What to do
State how many lines of the entries hold the string "Precisão". Reply with the number alone.

++++ Supplied entries

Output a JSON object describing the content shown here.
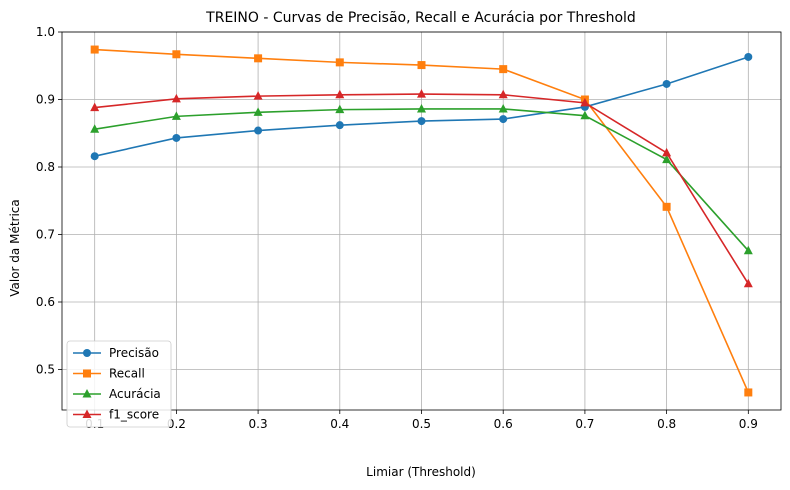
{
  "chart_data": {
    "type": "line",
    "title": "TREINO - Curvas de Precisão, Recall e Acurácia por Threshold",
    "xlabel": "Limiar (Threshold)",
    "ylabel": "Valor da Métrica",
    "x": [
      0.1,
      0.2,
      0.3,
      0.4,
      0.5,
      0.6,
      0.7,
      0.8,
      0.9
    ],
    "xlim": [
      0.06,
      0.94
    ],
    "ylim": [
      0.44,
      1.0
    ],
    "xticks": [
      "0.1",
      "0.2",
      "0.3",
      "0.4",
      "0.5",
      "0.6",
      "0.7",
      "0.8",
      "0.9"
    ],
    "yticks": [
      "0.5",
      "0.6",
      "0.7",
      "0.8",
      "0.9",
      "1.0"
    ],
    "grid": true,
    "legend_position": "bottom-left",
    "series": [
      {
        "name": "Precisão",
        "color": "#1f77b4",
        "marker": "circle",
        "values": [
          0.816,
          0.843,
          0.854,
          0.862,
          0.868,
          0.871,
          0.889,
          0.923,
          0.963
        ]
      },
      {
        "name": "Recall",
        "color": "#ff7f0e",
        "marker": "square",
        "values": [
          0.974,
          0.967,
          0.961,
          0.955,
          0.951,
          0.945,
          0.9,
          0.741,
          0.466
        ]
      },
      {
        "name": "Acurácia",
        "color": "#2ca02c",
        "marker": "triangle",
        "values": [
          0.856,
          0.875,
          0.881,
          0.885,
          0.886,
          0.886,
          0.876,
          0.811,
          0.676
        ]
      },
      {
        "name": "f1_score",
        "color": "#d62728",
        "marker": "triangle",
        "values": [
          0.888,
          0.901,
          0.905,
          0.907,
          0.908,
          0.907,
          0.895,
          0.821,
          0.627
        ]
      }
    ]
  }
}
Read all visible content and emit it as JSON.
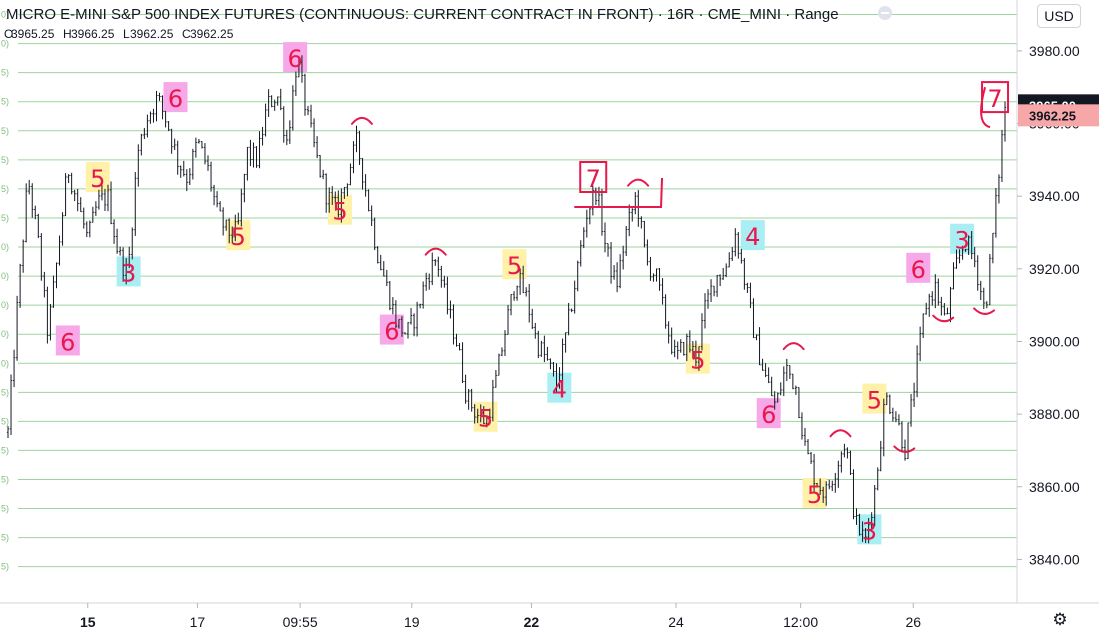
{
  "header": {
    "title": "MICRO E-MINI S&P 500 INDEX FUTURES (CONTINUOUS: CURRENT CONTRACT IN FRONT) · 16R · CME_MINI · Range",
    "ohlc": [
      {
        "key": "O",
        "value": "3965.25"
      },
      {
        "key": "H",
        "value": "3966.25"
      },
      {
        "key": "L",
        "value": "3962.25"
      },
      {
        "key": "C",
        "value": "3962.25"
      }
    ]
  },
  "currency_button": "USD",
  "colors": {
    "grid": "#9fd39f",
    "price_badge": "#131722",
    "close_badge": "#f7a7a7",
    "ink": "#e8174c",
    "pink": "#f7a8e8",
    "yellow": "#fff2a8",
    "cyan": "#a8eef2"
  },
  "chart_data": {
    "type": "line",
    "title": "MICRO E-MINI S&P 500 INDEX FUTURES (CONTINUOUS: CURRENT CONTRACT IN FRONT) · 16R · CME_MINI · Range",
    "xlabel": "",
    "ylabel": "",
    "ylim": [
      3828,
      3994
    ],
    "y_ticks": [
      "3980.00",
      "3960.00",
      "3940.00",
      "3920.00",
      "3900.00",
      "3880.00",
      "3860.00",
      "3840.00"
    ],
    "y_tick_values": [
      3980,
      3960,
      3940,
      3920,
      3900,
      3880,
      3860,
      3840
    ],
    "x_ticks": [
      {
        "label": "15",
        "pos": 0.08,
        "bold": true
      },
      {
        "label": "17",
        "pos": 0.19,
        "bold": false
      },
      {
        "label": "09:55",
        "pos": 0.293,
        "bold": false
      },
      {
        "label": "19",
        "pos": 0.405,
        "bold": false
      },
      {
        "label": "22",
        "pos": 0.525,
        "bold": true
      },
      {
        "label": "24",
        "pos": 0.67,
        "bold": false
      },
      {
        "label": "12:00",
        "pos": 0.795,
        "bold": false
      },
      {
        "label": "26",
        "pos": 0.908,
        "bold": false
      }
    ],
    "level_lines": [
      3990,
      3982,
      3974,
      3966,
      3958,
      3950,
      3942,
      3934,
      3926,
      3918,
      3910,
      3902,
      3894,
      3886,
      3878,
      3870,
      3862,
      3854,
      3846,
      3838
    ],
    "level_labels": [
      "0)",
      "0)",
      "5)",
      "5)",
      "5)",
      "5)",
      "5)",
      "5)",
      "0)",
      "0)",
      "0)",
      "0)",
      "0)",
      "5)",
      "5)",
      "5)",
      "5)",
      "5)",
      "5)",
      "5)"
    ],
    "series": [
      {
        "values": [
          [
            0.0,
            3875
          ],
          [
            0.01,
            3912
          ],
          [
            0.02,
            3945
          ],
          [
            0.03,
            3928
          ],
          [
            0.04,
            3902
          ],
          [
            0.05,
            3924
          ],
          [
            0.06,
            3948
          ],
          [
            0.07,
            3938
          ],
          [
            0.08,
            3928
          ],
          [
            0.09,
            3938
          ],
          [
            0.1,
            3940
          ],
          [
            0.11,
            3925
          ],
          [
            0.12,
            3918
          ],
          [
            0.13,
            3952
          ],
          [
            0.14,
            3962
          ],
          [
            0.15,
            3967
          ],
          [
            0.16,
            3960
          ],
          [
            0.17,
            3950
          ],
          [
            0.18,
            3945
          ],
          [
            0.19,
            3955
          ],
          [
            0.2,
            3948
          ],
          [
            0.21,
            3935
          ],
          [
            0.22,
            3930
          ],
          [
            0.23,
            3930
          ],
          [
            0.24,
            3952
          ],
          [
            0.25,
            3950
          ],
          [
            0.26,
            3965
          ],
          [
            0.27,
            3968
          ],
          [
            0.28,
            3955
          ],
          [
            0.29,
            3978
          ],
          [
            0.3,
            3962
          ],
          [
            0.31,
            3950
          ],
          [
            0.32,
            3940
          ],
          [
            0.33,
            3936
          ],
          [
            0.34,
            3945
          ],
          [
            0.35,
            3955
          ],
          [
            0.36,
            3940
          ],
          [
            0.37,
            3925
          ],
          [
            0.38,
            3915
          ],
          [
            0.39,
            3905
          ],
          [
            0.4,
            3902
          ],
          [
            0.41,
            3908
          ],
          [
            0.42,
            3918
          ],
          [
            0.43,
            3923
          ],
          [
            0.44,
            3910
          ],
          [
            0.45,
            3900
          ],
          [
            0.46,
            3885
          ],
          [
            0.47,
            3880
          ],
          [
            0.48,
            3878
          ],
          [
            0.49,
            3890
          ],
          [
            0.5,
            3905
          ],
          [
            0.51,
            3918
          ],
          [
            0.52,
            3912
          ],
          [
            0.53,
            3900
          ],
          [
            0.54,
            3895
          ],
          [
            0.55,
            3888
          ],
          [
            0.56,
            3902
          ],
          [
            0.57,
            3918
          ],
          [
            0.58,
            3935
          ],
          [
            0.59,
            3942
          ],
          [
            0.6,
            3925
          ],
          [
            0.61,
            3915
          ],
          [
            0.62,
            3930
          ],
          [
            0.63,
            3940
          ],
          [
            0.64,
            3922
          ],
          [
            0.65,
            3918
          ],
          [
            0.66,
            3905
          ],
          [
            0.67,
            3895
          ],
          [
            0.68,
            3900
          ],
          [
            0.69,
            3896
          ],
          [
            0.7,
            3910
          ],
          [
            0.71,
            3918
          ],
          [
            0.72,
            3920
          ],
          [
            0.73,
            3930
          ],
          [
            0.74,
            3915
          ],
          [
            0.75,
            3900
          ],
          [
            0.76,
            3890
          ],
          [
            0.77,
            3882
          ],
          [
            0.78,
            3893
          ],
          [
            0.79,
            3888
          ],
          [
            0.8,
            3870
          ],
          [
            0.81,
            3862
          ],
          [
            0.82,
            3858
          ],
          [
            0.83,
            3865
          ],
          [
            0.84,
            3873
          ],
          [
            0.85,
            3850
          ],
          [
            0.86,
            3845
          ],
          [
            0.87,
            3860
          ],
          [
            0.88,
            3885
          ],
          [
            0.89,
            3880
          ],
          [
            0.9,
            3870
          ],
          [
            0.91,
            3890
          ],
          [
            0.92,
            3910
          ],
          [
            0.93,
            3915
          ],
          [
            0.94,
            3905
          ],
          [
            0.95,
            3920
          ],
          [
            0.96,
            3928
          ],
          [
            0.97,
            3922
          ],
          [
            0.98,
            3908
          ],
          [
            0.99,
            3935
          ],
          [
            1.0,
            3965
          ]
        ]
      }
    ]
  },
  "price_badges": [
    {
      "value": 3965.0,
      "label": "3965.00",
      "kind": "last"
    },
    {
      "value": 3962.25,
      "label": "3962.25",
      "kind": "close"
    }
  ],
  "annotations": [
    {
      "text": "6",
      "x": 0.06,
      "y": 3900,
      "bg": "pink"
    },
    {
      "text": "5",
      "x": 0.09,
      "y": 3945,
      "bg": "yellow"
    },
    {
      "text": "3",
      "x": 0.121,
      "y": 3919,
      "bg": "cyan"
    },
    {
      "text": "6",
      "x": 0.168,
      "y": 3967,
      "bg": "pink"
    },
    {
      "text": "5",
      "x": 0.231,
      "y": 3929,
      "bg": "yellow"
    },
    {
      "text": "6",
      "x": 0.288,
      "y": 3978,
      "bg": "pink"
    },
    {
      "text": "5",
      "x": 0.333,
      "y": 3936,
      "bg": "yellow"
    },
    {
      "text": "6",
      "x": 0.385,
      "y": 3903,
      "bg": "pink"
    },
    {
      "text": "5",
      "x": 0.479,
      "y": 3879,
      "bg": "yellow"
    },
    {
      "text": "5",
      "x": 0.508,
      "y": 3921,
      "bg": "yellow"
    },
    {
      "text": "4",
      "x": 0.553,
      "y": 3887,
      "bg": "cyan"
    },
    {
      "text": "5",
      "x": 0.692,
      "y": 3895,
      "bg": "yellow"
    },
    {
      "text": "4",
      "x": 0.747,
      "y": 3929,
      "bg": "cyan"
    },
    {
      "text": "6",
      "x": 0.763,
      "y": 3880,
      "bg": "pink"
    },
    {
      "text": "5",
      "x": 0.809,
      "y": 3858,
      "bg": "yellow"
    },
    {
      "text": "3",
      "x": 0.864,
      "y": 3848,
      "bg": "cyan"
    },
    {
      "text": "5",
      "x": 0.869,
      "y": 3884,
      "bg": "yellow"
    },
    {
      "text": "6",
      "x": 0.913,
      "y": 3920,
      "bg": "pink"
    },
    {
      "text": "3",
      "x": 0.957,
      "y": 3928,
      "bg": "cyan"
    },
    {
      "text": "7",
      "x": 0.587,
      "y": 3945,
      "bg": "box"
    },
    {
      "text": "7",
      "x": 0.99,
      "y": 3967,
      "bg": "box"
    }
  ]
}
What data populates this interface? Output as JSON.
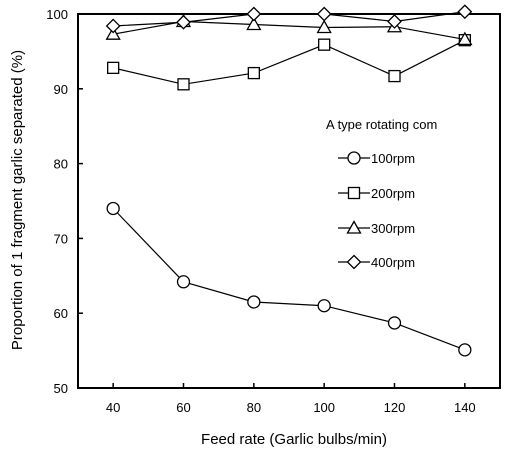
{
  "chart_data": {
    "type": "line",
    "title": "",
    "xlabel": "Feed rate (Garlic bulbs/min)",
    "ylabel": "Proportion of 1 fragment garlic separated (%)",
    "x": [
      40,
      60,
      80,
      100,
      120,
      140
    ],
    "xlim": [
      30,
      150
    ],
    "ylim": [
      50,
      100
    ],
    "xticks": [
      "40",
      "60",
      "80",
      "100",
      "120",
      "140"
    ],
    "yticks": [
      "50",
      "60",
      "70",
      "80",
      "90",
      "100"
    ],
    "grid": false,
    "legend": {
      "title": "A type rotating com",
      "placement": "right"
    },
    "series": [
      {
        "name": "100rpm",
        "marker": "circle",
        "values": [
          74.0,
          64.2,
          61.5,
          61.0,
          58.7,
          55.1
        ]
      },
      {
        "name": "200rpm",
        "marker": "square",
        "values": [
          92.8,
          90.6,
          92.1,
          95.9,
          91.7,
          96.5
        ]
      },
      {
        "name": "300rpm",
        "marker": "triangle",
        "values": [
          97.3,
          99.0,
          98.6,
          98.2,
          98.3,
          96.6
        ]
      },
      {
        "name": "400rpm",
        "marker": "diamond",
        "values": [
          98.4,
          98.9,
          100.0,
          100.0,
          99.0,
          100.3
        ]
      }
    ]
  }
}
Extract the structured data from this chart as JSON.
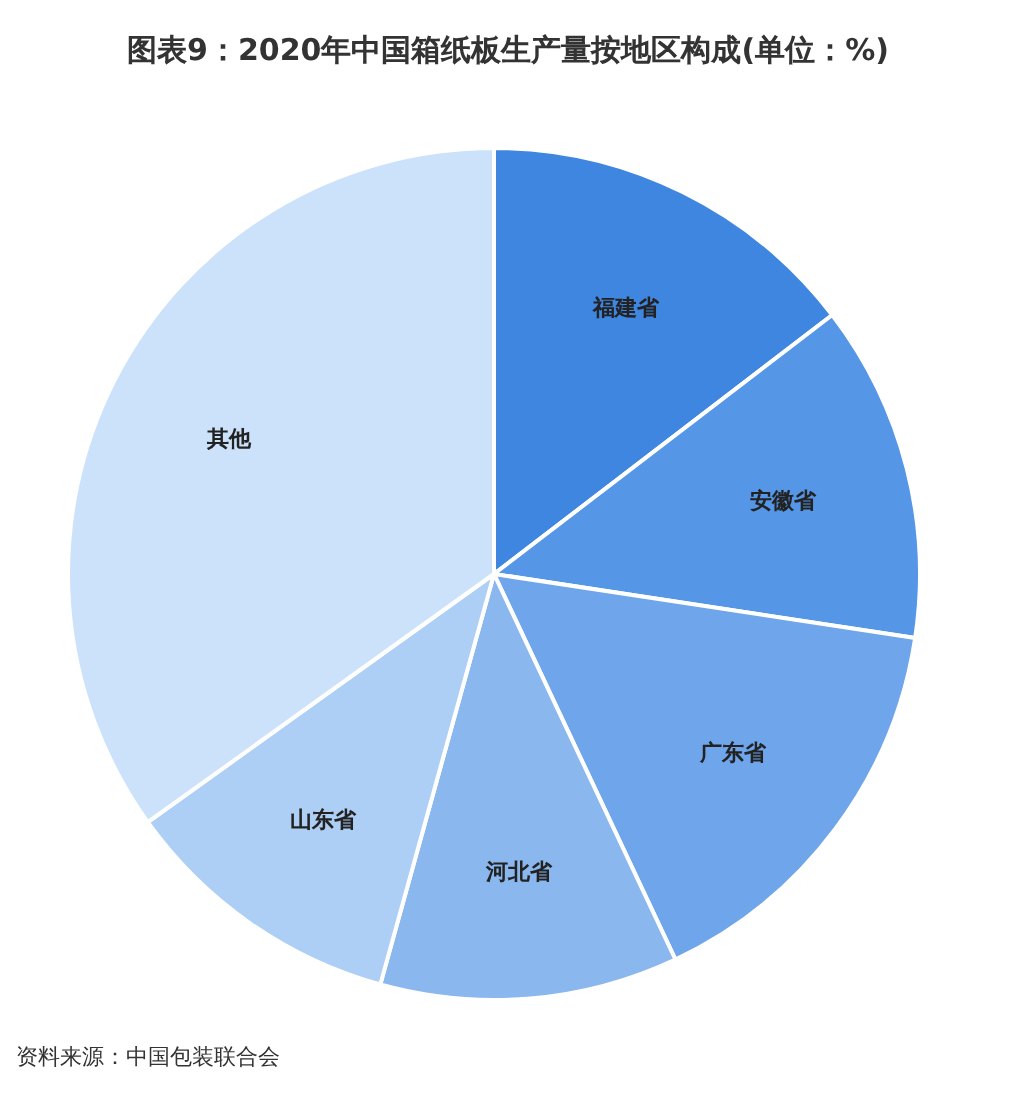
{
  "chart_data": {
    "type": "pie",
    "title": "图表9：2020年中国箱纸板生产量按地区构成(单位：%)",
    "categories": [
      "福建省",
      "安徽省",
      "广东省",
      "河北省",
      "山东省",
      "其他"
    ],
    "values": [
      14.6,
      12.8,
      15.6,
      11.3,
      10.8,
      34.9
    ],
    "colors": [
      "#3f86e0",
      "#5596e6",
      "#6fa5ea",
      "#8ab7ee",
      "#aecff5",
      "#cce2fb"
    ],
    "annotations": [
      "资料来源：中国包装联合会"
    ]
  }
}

++++++++

Full output
2